#### Data supplied ####

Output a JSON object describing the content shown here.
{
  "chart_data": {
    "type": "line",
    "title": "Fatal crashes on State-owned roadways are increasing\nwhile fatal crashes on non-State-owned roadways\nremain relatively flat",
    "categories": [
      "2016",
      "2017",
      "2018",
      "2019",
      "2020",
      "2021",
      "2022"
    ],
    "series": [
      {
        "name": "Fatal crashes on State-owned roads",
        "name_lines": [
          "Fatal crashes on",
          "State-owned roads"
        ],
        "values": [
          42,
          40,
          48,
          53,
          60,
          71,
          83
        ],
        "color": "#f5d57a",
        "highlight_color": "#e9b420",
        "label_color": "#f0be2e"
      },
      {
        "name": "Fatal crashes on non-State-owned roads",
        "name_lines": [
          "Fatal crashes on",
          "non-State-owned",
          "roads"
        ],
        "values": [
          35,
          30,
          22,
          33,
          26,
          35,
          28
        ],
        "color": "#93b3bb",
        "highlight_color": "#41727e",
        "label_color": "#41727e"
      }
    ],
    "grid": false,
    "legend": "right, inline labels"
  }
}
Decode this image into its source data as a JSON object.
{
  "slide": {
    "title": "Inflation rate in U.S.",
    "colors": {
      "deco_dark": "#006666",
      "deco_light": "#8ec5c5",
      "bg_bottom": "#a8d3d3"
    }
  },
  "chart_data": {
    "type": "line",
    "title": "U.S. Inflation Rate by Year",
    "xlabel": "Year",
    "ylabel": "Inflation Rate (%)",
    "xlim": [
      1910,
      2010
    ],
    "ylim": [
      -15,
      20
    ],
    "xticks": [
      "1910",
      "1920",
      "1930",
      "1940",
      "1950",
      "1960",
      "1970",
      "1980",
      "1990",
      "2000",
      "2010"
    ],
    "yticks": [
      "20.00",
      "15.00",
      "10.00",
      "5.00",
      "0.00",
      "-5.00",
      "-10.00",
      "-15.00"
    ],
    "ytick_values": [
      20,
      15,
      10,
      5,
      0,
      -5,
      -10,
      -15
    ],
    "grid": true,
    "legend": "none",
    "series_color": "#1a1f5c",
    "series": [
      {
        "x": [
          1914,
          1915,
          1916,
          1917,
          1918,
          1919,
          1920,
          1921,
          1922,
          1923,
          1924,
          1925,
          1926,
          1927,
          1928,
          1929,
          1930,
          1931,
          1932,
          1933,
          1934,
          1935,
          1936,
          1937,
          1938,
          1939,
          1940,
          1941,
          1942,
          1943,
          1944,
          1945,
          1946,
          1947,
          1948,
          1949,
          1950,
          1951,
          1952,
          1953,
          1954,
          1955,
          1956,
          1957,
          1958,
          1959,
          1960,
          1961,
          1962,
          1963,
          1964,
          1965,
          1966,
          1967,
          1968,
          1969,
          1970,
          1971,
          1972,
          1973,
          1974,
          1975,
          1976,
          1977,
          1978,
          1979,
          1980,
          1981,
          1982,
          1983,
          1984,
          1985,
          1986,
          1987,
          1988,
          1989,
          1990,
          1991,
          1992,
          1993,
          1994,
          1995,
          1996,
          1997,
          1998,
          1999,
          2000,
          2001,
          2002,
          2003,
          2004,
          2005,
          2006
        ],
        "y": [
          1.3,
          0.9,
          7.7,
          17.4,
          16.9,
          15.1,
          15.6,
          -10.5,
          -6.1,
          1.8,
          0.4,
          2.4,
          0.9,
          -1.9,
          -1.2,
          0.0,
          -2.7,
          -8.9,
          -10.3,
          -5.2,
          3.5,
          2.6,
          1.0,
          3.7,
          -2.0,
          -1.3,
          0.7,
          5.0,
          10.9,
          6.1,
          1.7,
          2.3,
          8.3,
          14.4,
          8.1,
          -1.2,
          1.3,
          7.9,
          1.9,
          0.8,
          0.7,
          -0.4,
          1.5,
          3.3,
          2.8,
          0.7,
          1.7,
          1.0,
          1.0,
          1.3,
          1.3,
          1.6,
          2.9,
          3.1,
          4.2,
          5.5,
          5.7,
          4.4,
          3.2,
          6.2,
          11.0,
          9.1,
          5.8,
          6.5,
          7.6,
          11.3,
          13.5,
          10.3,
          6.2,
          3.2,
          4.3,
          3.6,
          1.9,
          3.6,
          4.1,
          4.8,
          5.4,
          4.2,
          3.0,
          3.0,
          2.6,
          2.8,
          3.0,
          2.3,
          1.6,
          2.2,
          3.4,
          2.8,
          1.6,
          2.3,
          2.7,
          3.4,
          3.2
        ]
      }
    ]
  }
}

####

Work to complete: Scan the material above. Extract every line in which the word "State" occurs.

Exercise result:
    "title": "Fatal crashes on State-owned roadways are increasing\nwhile fatal crashes on non-State-owned roadways\nremain relatively flat",
        "name": "Fatal crashes on State-owned roads",
          "State-owned roads"
        "name": "Fatal crashes on non-State-owned roads",
          "non-State-owned",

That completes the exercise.